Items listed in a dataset
++++

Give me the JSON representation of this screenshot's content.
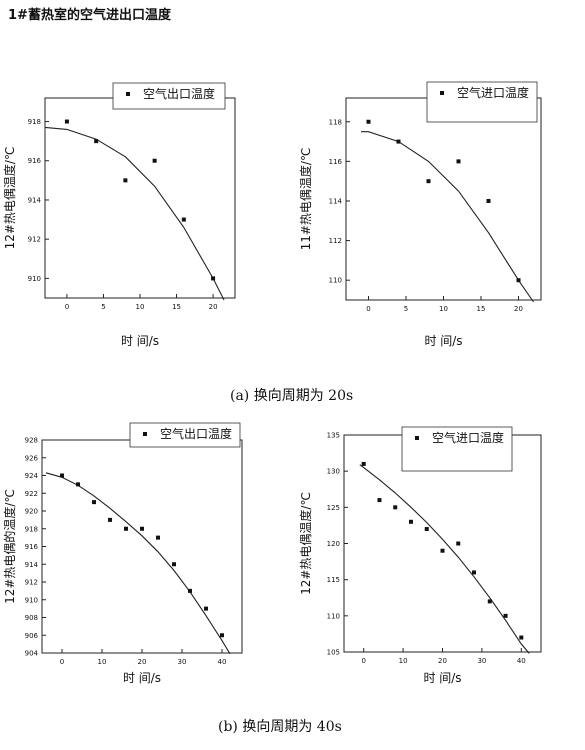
{
  "title": "1#蓄热室的空气进出口温度",
  "captions": {
    "a": "(a)   换向周期为 20s",
    "b": "(b)  换向周期为 40s"
  },
  "chart_data": [
    {
      "type": "scatter",
      "xlabel": "时 间/s",
      "ylabel": "12#热电偶温度/℃",
      "xlim": [
        -3,
        23
      ],
      "ylim": [
        909,
        919.2
      ],
      "xticks": [
        0,
        5,
        10,
        15,
        20
      ],
      "yticks": [
        910,
        912,
        914,
        916,
        918
      ],
      "series": [
        {
          "name": "空气出口温度",
          "x": [
            0,
            4,
            8,
            12,
            16,
            20
          ],
          "y": [
            918,
            917,
            915,
            916,
            913,
            910
          ],
          "fit": [
            [
              -3,
              917.7
            ],
            [
              0,
              917.6
            ],
            [
              4,
              917.1
            ],
            [
              8,
              916.2
            ],
            [
              12,
              914.7
            ],
            [
              16,
              912.6
            ],
            [
              20,
              910.0
            ],
            [
              21.5,
              908.9
            ]
          ]
        }
      ]
    },
    {
      "type": "scatter",
      "xlabel": "时 间/s",
      "ylabel": "11#热电偶温度/℃",
      "xlim": [
        -3,
        23
      ],
      "ylim": [
        109,
        119.2
      ],
      "xticks": [
        0,
        5,
        10,
        15,
        20
      ],
      "yticks": [
        110,
        112,
        114,
        116,
        118
      ],
      "series": [
        {
          "name": "空气进口温度",
          "x": [
            0,
            4,
            8,
            12,
            16,
            20
          ],
          "y": [
            118,
            117,
            115,
            116,
            114,
            110
          ],
          "fit": [
            [
              -1,
              117.5
            ],
            [
              0,
              117.5
            ],
            [
              4,
              117.0
            ],
            [
              8,
              116.0
            ],
            [
              12,
              114.5
            ],
            [
              16,
              112.4
            ],
            [
              20,
              110.0
            ],
            [
              22,
              108.9
            ]
          ]
        }
      ]
    },
    {
      "type": "scatter",
      "xlabel": "时 间/s",
      "ylabel": "12#热电偶的温度/℃",
      "xlim": [
        -5,
        45
      ],
      "ylim": [
        904,
        928
      ],
      "xticks": [
        0,
        10,
        20,
        30,
        40
      ],
      "yticks": [
        904,
        906,
        908,
        910,
        912,
        914,
        916,
        918,
        920,
        922,
        924,
        926,
        928
      ],
      "series": [
        {
          "name": "空气出口温度",
          "x": [
            0,
            4,
            8,
            12,
            16,
            20,
            24,
            28,
            32,
            36,
            40
          ],
          "y": [
            924,
            923,
            921,
            919,
            918,
            918,
            917,
            914,
            911,
            909,
            906
          ],
          "fit": [
            [
              -4,
              924.3
            ],
            [
              0,
              923.8
            ],
            [
              4,
              922.9
            ],
            [
              8,
              921.7
            ],
            [
              12,
              920.3
            ],
            [
              16,
              918.8
            ],
            [
              20,
              917.2
            ],
            [
              24,
              915.4
            ],
            [
              28,
              913.3
            ],
            [
              32,
              910.9
            ],
            [
              36,
              908.2
            ],
            [
              40,
              905.4
            ],
            [
              42,
              903.9
            ]
          ]
        }
      ]
    },
    {
      "type": "scatter",
      "xlabel": "时 间/s",
      "ylabel": "12#热电偶温度/℃",
      "xlim": [
        -5,
        45
      ],
      "ylim": [
        105,
        135
      ],
      "xticks": [
        0,
        10,
        20,
        30,
        40
      ],
      "yticks": [
        105,
        110,
        115,
        120,
        125,
        130,
        135
      ],
      "series": [
        {
          "name": "空气进口温度",
          "x": [
            0,
            4,
            8,
            12,
            16,
            20,
            24,
            28,
            32,
            36,
            40
          ],
          "y": [
            131,
            126,
            125,
            123,
            122,
            119,
            120,
            116,
            112,
            110,
            107
          ],
          "fit": [
            [
              -1,
              130.9
            ],
            [
              0,
              130.5
            ],
            [
              4,
              128.8
            ],
            [
              8,
              127.0
            ],
            [
              12,
              125.0
            ],
            [
              16,
              122.9
            ],
            [
              20,
              120.6
            ],
            [
              24,
              118.1
            ],
            [
              28,
              115.4
            ],
            [
              32,
              112.5
            ],
            [
              36,
              109.4
            ],
            [
              40,
              106.1
            ],
            [
              42,
              104.8
            ]
          ]
        }
      ]
    }
  ]
}
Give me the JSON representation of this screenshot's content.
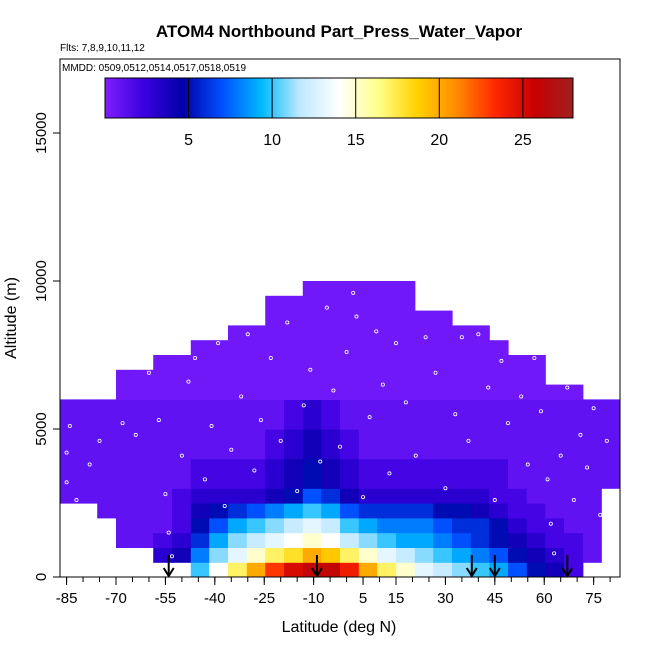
{
  "chart_data": {
    "type": "heatmap",
    "title": "ATOM4 Northbound Part_Press_Water_Vapor",
    "flights_note": "Flts: 7,8,9,10,11,12",
    "dates_note": "MMDD: 0509,0512,0514,0517,0518,0519",
    "xlabel": "Latitude (deg N)",
    "ylabel": "Altitude (m)",
    "xlim": [
      -87,
      83
    ],
    "ylim": [
      0,
      17500
    ],
    "x_ticks": [
      -85,
      -70,
      -55,
      -40,
      -25,
      -10,
      5,
      15,
      30,
      45,
      60,
      75
    ],
    "x_tick_labels": [
      "-85",
      "-70",
      "-55",
      "-40",
      "-25",
      "-10",
      "5",
      "15",
      "30",
      "45",
      "60",
      "75"
    ],
    "y_ticks": [
      0,
      5000,
      10000,
      15000
    ],
    "y_tick_labels": [
      "0",
      "5000",
      "10000",
      "15000"
    ],
    "colorbar": {
      "range": [
        0,
        28
      ],
      "ticks": [
        5,
        10,
        15,
        20,
        25
      ],
      "tick_labels": [
        "5",
        "10",
        "15",
        "20",
        "25"
      ],
      "colors": [
        "#7f1fff",
        "#3a00e0",
        "#0000a8",
        "#0050ff",
        "#00b8ff",
        "#bfe9ff",
        "#ffffff",
        "#ffff8c",
        "#ffd200",
        "#ff8c00",
        "#ff2800",
        "#c80000",
        "#a02020"
      ],
      "position": "top"
    },
    "altitude_bands_m": [
      {
        "lo": 0,
        "hi": 500,
        "values": [
          null,
          null,
          null,
          null,
          null,
          null,
          null,
          10,
          14,
          17,
          20,
          23,
          25,
          26,
          26,
          24,
          20,
          17,
          15,
          13,
          12,
          11,
          10,
          9,
          7,
          5,
          4,
          2,
          null,
          null
        ]
      },
      {
        "lo": 500,
        "hi": 1000,
        "values": [
          null,
          null,
          null,
          null,
          null,
          3,
          4,
          8,
          11,
          13,
          15,
          17,
          18,
          20,
          19,
          17,
          15,
          13,
          12,
          11,
          10,
          9,
          8,
          7,
          5,
          4,
          3,
          2,
          1,
          null
        ]
      },
      {
        "lo": 1000,
        "hi": 1500,
        "values": [
          null,
          null,
          null,
          1,
          1,
          2,
          3,
          6,
          9,
          11,
          12,
          13,
          14,
          15,
          14,
          12,
          11,
          10,
          9,
          9,
          8,
          7,
          6,
          5,
          4,
          3,
          2,
          2,
          1,
          null
        ]
      },
      {
        "lo": 1500,
        "hi": 2000,
        "values": [
          null,
          null,
          null,
          1,
          1,
          1,
          2,
          5,
          7,
          9,
          10,
          11,
          12,
          13,
          12,
          10,
          9,
          8,
          8,
          8,
          7,
          6,
          6,
          5,
          3,
          2,
          2,
          1,
          1,
          null
        ]
      },
      {
        "lo": 2000,
        "hi": 2500,
        "values": [
          null,
          null,
          1,
          1,
          1,
          1,
          2,
          4,
          5,
          6,
          7,
          8,
          9,
          10,
          9,
          7,
          6,
          6,
          6,
          6,
          5,
          5,
          4,
          3,
          2,
          2,
          1,
          1,
          1,
          null
        ]
      },
      {
        "lo": 2500,
        "hi": 3000,
        "values": [
          1,
          1,
          1,
          1,
          1,
          1,
          2,
          3,
          3,
          3,
          3,
          4,
          5,
          7,
          6,
          4,
          3,
          3,
          3,
          3,
          3,
          3,
          3,
          2,
          2,
          1,
          1,
          1,
          1,
          null
        ]
      },
      {
        "lo": 3000,
        "hi": 4000,
        "values": [
          1,
          1,
          1,
          1,
          1,
          1,
          1,
          2,
          2,
          2,
          2,
          3,
          4,
          5,
          4,
          3,
          2,
          2,
          2,
          2,
          2,
          2,
          2,
          2,
          1,
          1,
          1,
          1,
          1,
          1
        ]
      },
      {
        "lo": 4000,
        "hi": 5000,
        "values": [
          1,
          1,
          1,
          1,
          1,
          1,
          1,
          1,
          1,
          1,
          1,
          2,
          3,
          4,
          3,
          2,
          1,
          1,
          1,
          1,
          1,
          1,
          1,
          1,
          1,
          1,
          1,
          1,
          1,
          1
        ]
      },
      {
        "lo": 5000,
        "hi": 6000,
        "values": [
          1,
          1,
          1,
          1,
          1,
          1,
          1,
          1,
          1,
          1,
          1,
          1,
          2,
          3,
          2,
          1,
          1,
          1,
          1,
          1,
          1,
          1,
          1,
          1,
          1,
          1,
          1,
          1,
          1,
          1
        ]
      }
    ],
    "lat_bins_deg": [
      -87,
      -81.3,
      -75.7,
      -70,
      -64.3,
      -58.7,
      -53,
      -47.3,
      -41.7,
      -36,
      -30.3,
      -24.7,
      -19,
      -13.3,
      -7.7,
      -2,
      3.7,
      9.3,
      15,
      20.7,
      26.3,
      32,
      37.7,
      43.3,
      49,
      54.7,
      60.3,
      66,
      71.7,
      77.3,
      83
    ],
    "coverage_top_m": [
      6000,
      6000,
      6000,
      7000,
      7000,
      7500,
      7500,
      8000,
      8000,
      8500,
      8500,
      9500,
      9500,
      10000,
      10000,
      10000,
      10000,
      10000,
      10000,
      9000,
      9000,
      8500,
      8500,
      8000,
      7500,
      7500,
      6500,
      6500,
      6000,
      6000
    ],
    "flight_track_points": [
      [
        -85,
        3200
      ],
      [
        -85,
        4200
      ],
      [
        -84,
        5100
      ],
      [
        -82,
        2600
      ],
      [
        -78,
        3800
      ],
      [
        -75,
        4600
      ],
      [
        -72,
        6300
      ],
      [
        -68,
        5200
      ],
      [
        -64,
        4800
      ],
      [
        -60,
        6900
      ],
      [
        -57,
        5300
      ],
      [
        -55,
        2800
      ],
      [
        -54,
        1500
      ],
      [
        -53,
        700
      ],
      [
        -52,
        300
      ],
      [
        -50,
        4100
      ],
      [
        -48,
        6600
      ],
      [
        -46,
        7400
      ],
      [
        -43,
        3300
      ],
      [
        -41,
        5100
      ],
      [
        -39,
        7900
      ],
      [
        -37,
        2400
      ],
      [
        -35,
        4300
      ],
      [
        -32,
        6100
      ],
      [
        -30,
        8200
      ],
      [
        -28,
        3600
      ],
      [
        -26,
        5300
      ],
      [
        -23,
        7400
      ],
      [
        -20,
        4600
      ],
      [
        -18,
        8600
      ],
      [
        -15,
        2900
      ],
      [
        -13,
        5800
      ],
      [
        -11,
        7000
      ],
      [
        -8,
        3900
      ],
      [
        -6,
        9100
      ],
      [
        -4,
        6300
      ],
      [
        -2,
        4400
      ],
      [
        0,
        7600
      ],
      [
        2,
        9600
      ],
      [
        3,
        8800
      ],
      [
        5,
        2700
      ],
      [
        7,
        5400
      ],
      [
        9,
        8300
      ],
      [
        11,
        6500
      ],
      [
        13,
        3500
      ],
      [
        15,
        7900
      ],
      [
        18,
        5900
      ],
      [
        21,
        4100
      ],
      [
        24,
        8100
      ],
      [
        27,
        6900
      ],
      [
        30,
        3000
      ],
      [
        33,
        5500
      ],
      [
        35,
        8100
      ],
      [
        37,
        4600
      ],
      [
        40,
        8200
      ],
      [
        43,
        6400
      ],
      [
        45,
        2600
      ],
      [
        47,
        7300
      ],
      [
        49,
        5200
      ],
      [
        51,
        8000
      ],
      [
        53,
        6100
      ],
      [
        55,
        3800
      ],
      [
        57,
        7400
      ],
      [
        59,
        5600
      ],
      [
        61,
        3300
      ],
      [
        62,
        1800
      ],
      [
        63,
        800
      ],
      [
        65,
        4100
      ],
      [
        67,
        6400
      ],
      [
        69,
        2600
      ],
      [
        71,
        4800
      ],
      [
        73,
        3700
      ],
      [
        75,
        5700
      ],
      [
        77,
        2100
      ],
      [
        79,
        4600
      ],
      [
        80,
        1000
      ]
    ],
    "arrow_latitudes_deg": [
      -54,
      -9,
      38,
      45,
      67
    ]
  }
}
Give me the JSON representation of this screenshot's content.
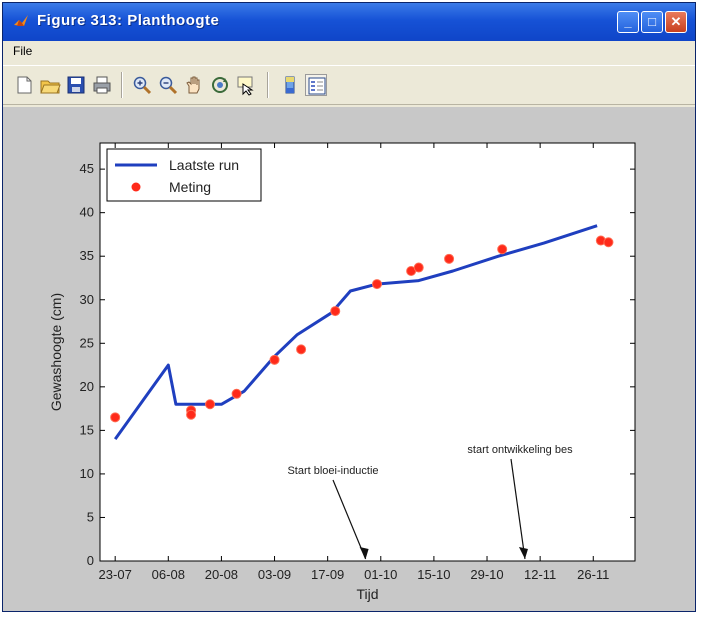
{
  "window": {
    "title": "Figure 313:  Planthoogte",
    "min_glyph": "_",
    "max_glyph": "□",
    "close_glyph": "✕"
  },
  "menu": {
    "file_label": "File"
  },
  "toolbar": {
    "icons": [
      "new-file-icon",
      "open-folder-icon",
      "save-icon",
      "print-icon",
      "zoom-in-icon",
      "zoom-out-icon",
      "pan-hand-icon",
      "rotate-3d-icon",
      "data-cursor-icon",
      "colorbar-icon",
      "legend-icon"
    ]
  },
  "colors": {
    "title_bar": "#1652d6",
    "figure_background": "#c8c8c8",
    "model_line": "#1f3fbf",
    "measurement_marker": "#ff2a1a"
  },
  "chart_data": {
    "type": "line",
    "title": "",
    "xlabel": "Tijd",
    "ylabel": "Gewashoogte (cm)",
    "x_tick_labels": [
      "23-07",
      "06-08",
      "20-08",
      "03-09",
      "17-09",
      "01-10",
      "15-10",
      "29-10",
      "12-11",
      "26-11"
    ],
    "x_unit": "day index (0 = 23-07)",
    "xlim": [
      -4,
      137
    ],
    "ylim": [
      0,
      48
    ],
    "y_ticks": [
      0,
      5,
      10,
      15,
      20,
      25,
      30,
      35,
      40,
      45
    ],
    "grid": false,
    "legend_position": "top-left",
    "series": [
      {
        "name": "Laatste run",
        "style": "line",
        "x": [
          0,
          14,
          16,
          20,
          28,
          34,
          42,
          48,
          57,
          62,
          69,
          80,
          89,
          101,
          113,
          127
        ],
        "y": [
          14,
          22.5,
          18,
          18,
          18,
          19.5,
          23.5,
          26,
          28.5,
          31,
          31.8,
          32.2,
          33.3,
          35,
          36.5,
          38.5
        ]
      },
      {
        "name": "Meting",
        "style": "marker",
        "x": [
          0,
          20,
          20,
          25,
          32,
          42,
          49,
          58,
          69,
          78,
          80,
          88,
          102,
          128,
          130
        ],
        "y": [
          16.5,
          17.3,
          16.8,
          18,
          19.2,
          23.1,
          24.3,
          28.7,
          31.8,
          33.3,
          33.7,
          34.7,
          35.8,
          36.8,
          36.6
        ]
      }
    ],
    "annotations": [
      {
        "text": "Start bloei-inductie",
        "x": 66,
        "y": 0
      },
      {
        "text": "start ontwikkeling bes",
        "x": 108,
        "y": 0
      }
    ]
  }
}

++++

**Instruction**
Pull out every line of the entries that includes the word "text".

**Output**
        "text": "Start bloei-inductie",
        "text": "start ontwikkeling bes",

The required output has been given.